* _Given request_
In the following material, identify every line holding the string "open" and return it.

Records
--------------------------------------------------
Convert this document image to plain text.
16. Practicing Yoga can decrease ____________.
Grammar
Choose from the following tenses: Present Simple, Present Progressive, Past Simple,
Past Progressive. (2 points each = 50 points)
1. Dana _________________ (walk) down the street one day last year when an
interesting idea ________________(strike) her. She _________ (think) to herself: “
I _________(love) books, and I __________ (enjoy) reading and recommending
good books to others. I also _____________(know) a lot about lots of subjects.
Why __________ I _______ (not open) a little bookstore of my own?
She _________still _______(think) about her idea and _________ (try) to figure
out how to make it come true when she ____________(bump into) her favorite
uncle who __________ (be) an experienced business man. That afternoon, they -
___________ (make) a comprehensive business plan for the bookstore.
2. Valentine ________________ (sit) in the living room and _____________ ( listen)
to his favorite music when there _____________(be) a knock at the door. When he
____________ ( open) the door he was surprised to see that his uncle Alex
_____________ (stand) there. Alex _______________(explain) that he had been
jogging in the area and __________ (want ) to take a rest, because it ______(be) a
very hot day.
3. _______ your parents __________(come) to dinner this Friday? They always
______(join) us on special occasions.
--------------------------------------------------
* _Response for this exercise_
Why __________ I _______ (not open) a little bookstore of my own?
____________ ( open) the door he was surprised to see that his uncle Alex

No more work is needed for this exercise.